** LISTING **
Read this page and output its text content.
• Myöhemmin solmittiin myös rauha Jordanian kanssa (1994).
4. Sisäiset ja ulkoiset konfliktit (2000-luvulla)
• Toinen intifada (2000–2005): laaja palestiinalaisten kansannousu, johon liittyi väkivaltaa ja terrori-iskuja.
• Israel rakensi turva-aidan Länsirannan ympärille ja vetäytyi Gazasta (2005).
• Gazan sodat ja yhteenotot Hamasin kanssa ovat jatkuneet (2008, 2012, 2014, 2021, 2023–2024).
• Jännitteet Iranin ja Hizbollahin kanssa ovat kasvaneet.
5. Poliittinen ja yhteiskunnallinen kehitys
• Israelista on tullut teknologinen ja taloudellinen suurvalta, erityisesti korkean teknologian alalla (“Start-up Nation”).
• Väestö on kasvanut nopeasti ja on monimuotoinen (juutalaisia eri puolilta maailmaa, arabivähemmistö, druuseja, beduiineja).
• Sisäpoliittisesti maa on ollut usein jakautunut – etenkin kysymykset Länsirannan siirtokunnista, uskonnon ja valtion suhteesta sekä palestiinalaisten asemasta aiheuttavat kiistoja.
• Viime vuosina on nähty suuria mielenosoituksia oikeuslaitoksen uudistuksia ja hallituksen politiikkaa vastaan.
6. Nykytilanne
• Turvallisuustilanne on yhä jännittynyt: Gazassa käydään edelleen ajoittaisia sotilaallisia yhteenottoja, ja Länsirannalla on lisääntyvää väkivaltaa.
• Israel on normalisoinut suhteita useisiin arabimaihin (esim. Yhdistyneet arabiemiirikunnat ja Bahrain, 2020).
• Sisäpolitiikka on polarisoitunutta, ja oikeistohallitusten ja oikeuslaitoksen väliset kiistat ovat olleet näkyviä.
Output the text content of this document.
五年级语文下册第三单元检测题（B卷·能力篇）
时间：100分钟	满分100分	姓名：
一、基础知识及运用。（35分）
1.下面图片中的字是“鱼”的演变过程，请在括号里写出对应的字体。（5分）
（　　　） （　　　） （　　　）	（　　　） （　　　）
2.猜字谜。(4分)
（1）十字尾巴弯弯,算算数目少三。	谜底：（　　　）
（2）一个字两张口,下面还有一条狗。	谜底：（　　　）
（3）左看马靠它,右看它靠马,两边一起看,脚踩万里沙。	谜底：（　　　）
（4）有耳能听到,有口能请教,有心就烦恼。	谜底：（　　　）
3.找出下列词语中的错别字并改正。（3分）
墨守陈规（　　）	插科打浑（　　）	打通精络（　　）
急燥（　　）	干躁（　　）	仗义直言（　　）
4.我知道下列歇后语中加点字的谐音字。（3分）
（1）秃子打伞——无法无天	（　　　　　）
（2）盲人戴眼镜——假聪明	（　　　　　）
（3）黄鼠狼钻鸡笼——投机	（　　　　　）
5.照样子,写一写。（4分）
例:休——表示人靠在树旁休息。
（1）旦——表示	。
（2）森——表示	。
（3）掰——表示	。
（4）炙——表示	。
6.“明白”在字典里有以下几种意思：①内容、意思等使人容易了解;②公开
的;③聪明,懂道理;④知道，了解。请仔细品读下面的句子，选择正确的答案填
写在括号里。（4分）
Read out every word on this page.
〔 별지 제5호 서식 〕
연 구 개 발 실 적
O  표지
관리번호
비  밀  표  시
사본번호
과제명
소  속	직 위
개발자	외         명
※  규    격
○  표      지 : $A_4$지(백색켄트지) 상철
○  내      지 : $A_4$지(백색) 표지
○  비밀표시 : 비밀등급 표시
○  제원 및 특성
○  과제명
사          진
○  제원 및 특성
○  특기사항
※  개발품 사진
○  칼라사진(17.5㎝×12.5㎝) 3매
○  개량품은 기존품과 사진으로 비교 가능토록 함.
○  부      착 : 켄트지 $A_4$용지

** YOUR OBJECTIVE **
Copy out the material above in its entirety. Every detail must match.

** CORRECT OUTPUT **
Read this page and output its text content.
• Myöhemmin solmittiin myös rauha Jordanian kanssa (1994).
4. Sisäiset ja ulkoiset konfliktit (2000-luvulla)
• Toinen intifada (2000–2005): laaja palestiinalaisten kansannousu, johon liittyi väkivaltaa ja terrori-iskuja.
• Israel rakensi turva-aidan Länsirannan ympärille ja vetäytyi Gazasta (2005).
• Gazan sodat ja yhteenotot Hamasin kanssa ovat jatkuneet (2008, 2012, 2014, 2021, 2023–2024).
• Jännitteet Iranin ja Hizbollahin kanssa ovat kasvaneet.
5. Poliittinen ja yhteiskunnallinen kehitys
• Israelista on tullut teknologinen ja taloudellinen suurvalta, erityisesti korkean teknologian alalla (“Start-up Nation”).
• Väestö on kasvanut nopeasti ja on monimuotoinen (juutalaisia eri puolilta maailmaa, arabivähemmistö, druuseja, beduiineja).
• Sisäpoliittisesti maa on ollut usein jakautunut – etenkin kysymykset Länsirannan siirtokunnista, uskonnon ja valtion suhteesta sekä palestiinalaisten asemasta aiheuttavat kiistoja.
• Viime vuosina on nähty suuria mielenosoituksia oikeuslaitoksen uudistuksia ja hallituksen politiikkaa vastaan.
6. Nykytilanne
• Turvallisuustilanne on yhä jännittynyt: Gazassa käydään edelleen ajoittaisia sotilaallisia yhteenottoja, ja Länsirannalla on lisääntyvää väkivaltaa.
• Israel on normalisoinut suhteita useisiin arabimaihin (esim. Yhdistyneet arabiemiirikunnat ja Bahrain, 2020).
• Sisäpolitiikka on polarisoitunutta, ja oikeistohallitusten ja oikeuslaitoksen väliset kiistat ovat olleet näkyviä.
Output the text content of this document.
五年级语文下册第三单元检测题（B卷·能力篇）
时间：100分钟	满分100分	姓名：
一、基础知识及运用。（35分）
1.下面图片中的字是“鱼”的演变过程，请在括号里写出对应的字体。（5分）
（　　　） （　　　） （　　　）	（　　　） （　　　）
2.猜字谜。(4分)
（1）十字尾巴弯弯,算算数目少三。	谜底：（　　　）
（2）一个字两张口,下面还有一条狗。	谜底：（　　　）
（3）左看马靠它,右看它靠马,两边一起看,脚踩万里沙。	谜底：（　　　）
（4）有耳能听到,有口能请教,有心就烦恼。	谜底：（　　　）
3.找出下列词语中的错别字并改正。（3分）
墨守陈规（　　）	插科打浑（　　）	打通精络（　　）
急燥（　　）	干躁（　　）	仗义直言（　　）
4.我知道下列歇后语中加点字的谐音字。（3分）
（1）秃子打伞——无法无天	（　　　　　）
（2）盲人戴眼镜——假聪明	（　　　　　）
（3）黄鼠狼钻鸡笼——投机	（　　　　　）
5.照样子,写一写。（4分）
例:休——表示人靠在树旁休息。
（1）旦——表示	。
（2）森——表示	。
（3）掰——表示	。
（4）炙——表示	。
6.“明白”在字典里有以下几种意思：①内容、意思等使人容易了解;②公开
的;③聪明,懂道理;④知道，了解。请仔细品读下面的句子，选择正确的答案填
写在括号里。（4分）
Read out every word on this page.
〔 별지 제5호 서식 〕
연 구 개 발 실 적
O  표지
관리번호
비  밀  표  시
사본번호
과제명
소  속	직 위
개발자	외         명
※  규    격
○  표      지 : $A_4$지(백색켄트지) 상철
○  내      지 : $A_4$지(백색) 표지
○  비밀표시 : 비밀등급 표시
○  제원 및 특성
○  과제명
사          진
○  제원 및 특성
○  특기사항
※  개발품 사진
○  칼라사진(17.5㎝×12.5㎝) 3매
○  개량품은 기존품과 사진으로 비교 가능토록 함.
○  부      착 : 켄트지 $A_4$용지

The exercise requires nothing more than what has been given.